▸ Exercise task: Retype, without any changes, the stretch of the records from the line containing "annotation-line: Slope=-6.3, [173,395,258,412]" through the line containing "data-point-marker [501,270,517,286]", including both of those lines.

--------------------------------------------------

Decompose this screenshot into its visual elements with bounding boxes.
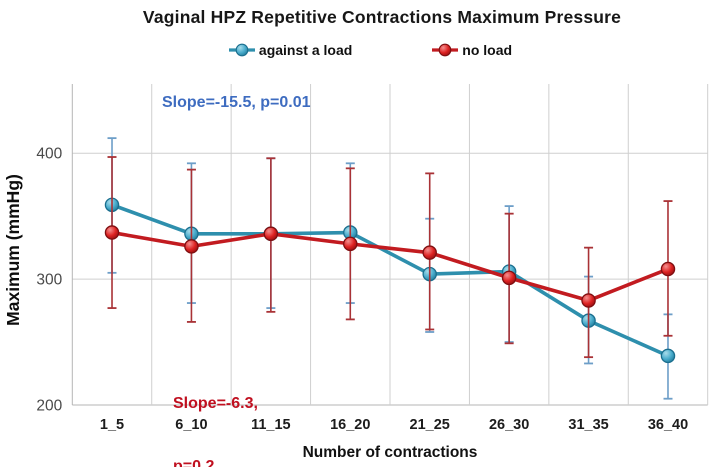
annotation-line: Slope=-6.3, [173,395,258,412]
gridlines [71,84,709,406]
x-tick-label: 21_25 [410,417,450,433]
data-point-marker [660,348,676,364]
annotation-line: p=0.2 [173,458,215,467]
data-point-marker [184,239,199,254]
chart-legend: against a load no load [30,42,709,58]
x-axis-title: Number of contractions [303,444,478,461]
legend-item-against-a-load: against a load [227,42,352,58]
data-point-marker [581,293,596,308]
data-point-marker [343,236,358,252]
legend-label: against a load [258,42,353,58]
data-point-marker [660,261,676,277]
y-tick-label: 300 [36,272,62,289]
series-line [110,230,670,303]
x-tick-label: 11_15 [251,417,291,433]
x-tick-label: 26_30 [489,417,529,433]
legend-marker-against-a-load-icon [227,42,257,58]
data-point-marker [501,270,517,286]
chart-title: Vaginal HPZ Repetitive Contractions Maxi… [142,7,622,27]
x-tick-label: 36_40 [648,417,688,433]
legend-item-no-load: no load [430,42,512,58]
legend-label: no load [462,42,513,58]
x-tick-label: 16_20 [330,417,370,433]
legend-marker-no-load-icon [430,42,460,58]
annotation-slope-against-a-load: Slope=-15.5, p=0.01 [162,94,311,111]
x-tick-label: 31_35 [568,417,608,433]
series-line [110,203,670,358]
x-tick-label: 1_5 [100,417,124,433]
data-point-marker [422,245,437,260]
axis-labels: 200 300 400 1_5 6_10 11_15 16_20 21_25 26_30 31_3… [36,146,688,461]
annotation-slope-no-load: Slope=-6.3, p=0.2 [173,351,258,467]
series-no-load [104,156,676,359]
y-tick-label: 400 [36,146,62,163]
data-point-marker [104,225,120,240]
data-point-marker [263,226,279,242]
y-tick-label: 200 [36,398,62,415]
x-tick-label: 6_10 [175,417,207,433]
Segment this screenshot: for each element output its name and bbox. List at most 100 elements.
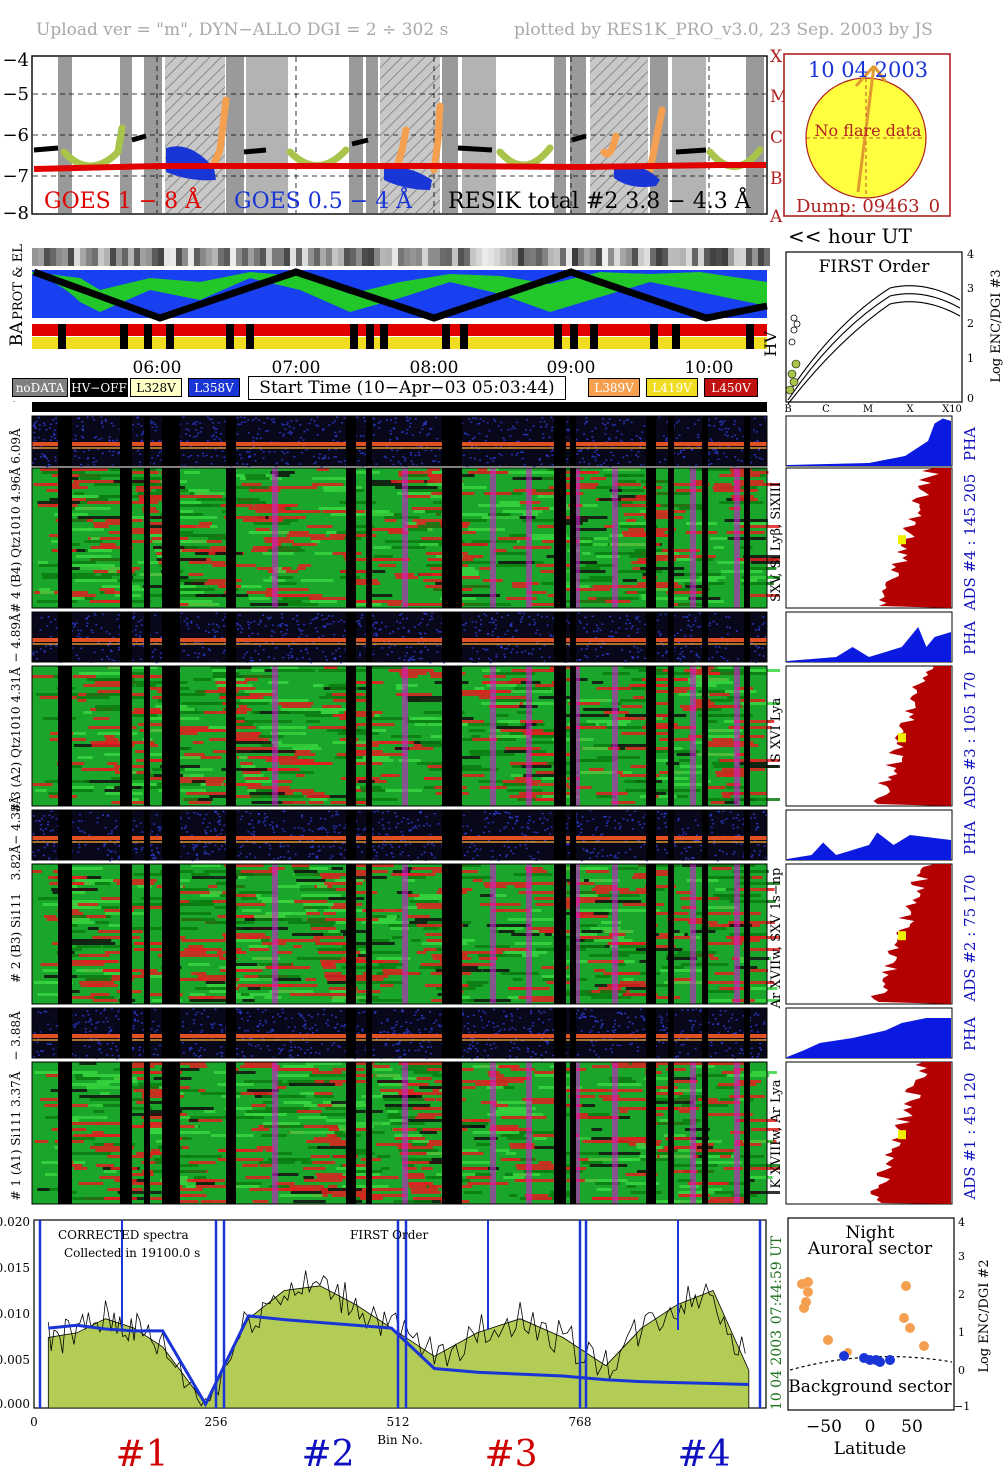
bin-label: Bin No.: [377, 1433, 423, 1447]
goes-y-ticks: −4 −5 −6 −7 −8: [2, 50, 29, 224]
ads1-label: ADS #1 : 45 120: [961, 1072, 979, 1200]
svg-text:4: 4: [967, 248, 974, 261]
svg-text:HV: HV: [764, 331, 780, 357]
background-label: Background sector: [788, 1377, 952, 1397]
aurora-panel: Night Auroral sector Background sector 4…: [787, 1216, 992, 1459]
svg-text:M: M: [863, 404, 873, 414]
sun-panel: 10 04 2003 No flare data Dump: 09463_0 <…: [783, 53, 951, 246]
ch3-pha-label: PHA: [961, 621, 979, 655]
corrected-label: CORRECTED spectra: [58, 1228, 189, 1242]
goes18-curve: [33, 162, 766, 172]
svg-text:07:00: 07:00: [272, 358, 321, 378]
svg-text:2: 2: [967, 317, 974, 330]
goes-class-letters: X M C B A: [769, 47, 787, 227]
key-l419: L419V: [646, 378, 698, 397]
hour-ut-label: << hour UT: [788, 224, 912, 246]
upload-header: Upload ver = "m", DYN−ALLO DGI = 2 ÷ 302…: [36, 20, 449, 40]
sun-date: 10 04 2003: [808, 58, 928, 82]
svg-text:9: 9: [566, 229, 577, 230]
ads3-label: ADS #3 : 105 170: [961, 672, 979, 810]
svg-text:− 3.88Å: − 3.88Å: [8, 1011, 23, 1061]
ch2-label: # 2 (B3) Si111: [9, 893, 23, 983]
background-points: [839, 1351, 895, 1367]
svg-text:7: 7: [291, 229, 302, 230]
svg-text:06:00: 06:00: [133, 358, 182, 378]
svg-text:10:00: 10:00: [685, 358, 734, 378]
ba-yellow-strip: [32, 337, 767, 349]
latitude-label: Latitude: [834, 1439, 906, 1459]
tc-label: tc: [12, 398, 26, 402]
sun-arrow: [854, 64, 888, 193]
ads-pha-panels: SXV, Si Lyβ, SiXIII S XVI Lya Ar XVIIw, …: [770, 415, 979, 1205]
ch2-pha-label: PHA: [961, 821, 979, 855]
resik-curve: [33, 133, 707, 155]
svg-text:0: 0: [967, 392, 974, 405]
prot-el-green: [32, 272, 767, 312]
svg-text:M: M: [770, 87, 787, 107]
aurora-x-ticks: −50 0 50: [806, 1417, 923, 1437]
ads4-label: ADS #4 : 145 205: [961, 474, 979, 612]
time-ticks: 06:00 07:00 08:00 09:00 10:00: [133, 358, 734, 378]
aurora-y-ticks: 4 3 2 1 0 −1: [954, 1216, 970, 1413]
svg-text:−5: −5: [2, 84, 29, 105]
plotted-header: plotted by RES1K_PRO_v3.0, 23 Sep. 2003 …: [514, 20, 933, 40]
svg-text:Log ENC/DGI #3: Log ENC/DGI #3: [989, 269, 1004, 382]
goes054-legend: GOES 0.5 − 4 Å: [234, 186, 413, 214]
svg-text:−8: −8: [2, 203, 29, 224]
svg-text:8: 8: [429, 229, 440, 230]
key-l328: L328V: [130, 378, 182, 397]
svg-text:X: X: [906, 404, 914, 414]
ch4-pha-label: PHA: [961, 427, 979, 461]
first-order-y-ticks: 4 3 2 1 0: [967, 248, 974, 405]
svg-text:6.09Å: 6.09Å: [8, 428, 23, 464]
svg-text:C: C: [770, 128, 783, 148]
svg-text:BA: BA: [7, 321, 27, 346]
svg-text:1: 1: [967, 352, 974, 365]
status-strips: PROT & EL BA 06:00 07:00 08:00 09:00 10:…: [7, 244, 770, 402]
key-l389: L389V: [588, 378, 640, 397]
first-order-label: FIRST Order: [350, 1228, 428, 1242]
goes-grid: [33, 57, 766, 213]
key-hvoff: HV−OFF: [70, 378, 128, 397]
first-order-x-ticks: B C M X X10: [784, 404, 962, 414]
hour-ticks: 6 7 8 9 10: [152, 229, 720, 230]
ch4-label: # 4 (B4) Qtz1010 4.96Å: [8, 467, 23, 613]
goes-lightcurve-panel: −4 −5 −6 −7 −8 X M C B A GOES 1 − 8 Å GO…: [2, 47, 787, 230]
goes18-legend: GOES 1 − 8 Å: [44, 186, 202, 214]
svg-text:PROT & EL: PROT & EL: [11, 244, 26, 320]
first-order-curves: [787, 285, 961, 405]
spectrum-panel: CORRECTED spectra Collected in 19100.0 s…: [0, 1215, 784, 1475]
no-flare-text: No flare data: [815, 121, 922, 140]
ch1-label: # 1 (A1) Si111 3.37Å: [8, 1071, 23, 1200]
auroral-label: Auroral sector: [807, 1239, 933, 1259]
svg-text:−6: −6: [2, 125, 29, 146]
svg-text:09:00: 09:00: [547, 358, 596, 378]
dump-text: Dump: 09463_0: [796, 196, 940, 217]
spectrum-first-order-line: [48, 1314, 749, 1408]
start-time-box: Start Time (10−Apr−03 05:03:44): [248, 376, 566, 400]
spectrum-y-ticks: 0.020 0.015 0.010 0.005 0.000: [0, 1215, 30, 1411]
svg-text:C: C: [822, 404, 830, 414]
svg-text:6: 6: [152, 229, 163, 230]
resik-legend: RESIK total #2 3.8 − 4.3 Å: [448, 186, 752, 214]
night-label: Night: [846, 1223, 895, 1243]
svg-text:3: 3: [967, 282, 974, 295]
ba-red-strip: [32, 324, 767, 336]
ch3-label: # 3 (A2) Qtz1010 4.31Å: [8, 667, 23, 813]
svg-text:−4: −4: [2, 50, 29, 71]
svg-text:B: B: [770, 169, 783, 189]
svg-text:X: X: [770, 47, 783, 67]
collected-label: Collected in 19100.0 s: [64, 1246, 200, 1260]
first-order-points: [785, 359, 801, 395]
svg-text:3.82Å− 4.33Å: 3.82Å− 4.33Å: [8, 795, 23, 880]
spectrum-x-ticks: 0 256 512 768: [30, 1415, 591, 1429]
svg-text:10: 10: [698, 229, 720, 230]
ads2-label: ADS #2 : 75 170: [961, 874, 979, 1002]
spectrum-corrected-line: [47, 1270, 746, 1407]
orbit-gray-strip: [32, 248, 770, 266]
key-nodata: noDATA: [12, 378, 68, 397]
svg-text:−7: −7: [2, 166, 29, 187]
key-l450: L450V: [704, 378, 758, 397]
tc-strip: [32, 402, 767, 412]
orbit-zigzag: [32, 268, 768, 322]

--------------------------------------------------

▸ Task output:
annotation-line: Slope=-6.3, [173,395,258,412]
gridlines [71,84,709,406]
x-tick-label: 21_25 [410,417,450,433]
data-point-marker [660,348,676,364]
annotation-line: p=0.2 [173,458,215,467]
data-point-marker [184,239,199,254]
chart-legend: against a load no load [30,42,709,58]
x-axis-title: Number of contractions [303,444,478,461]
legend-item-against-a-load: against a load [227,42,352,58]
data-point-marker [581,293,596,308]
data-point-marker [343,236,358,252]
legend-label: against a load [258,42,353,58]
data-point-marker [660,261,676,277]
y-tick-label: 300 [36,272,62,289]
series-line [110,230,670,303]
x-tick-label: 11_15 [251,417,291,433]
x-tick-label: 26_30 [489,417,529,433]
legend-marker-against-a-load-icon [227,42,257,58]
data-point-marker [501,270,517,286]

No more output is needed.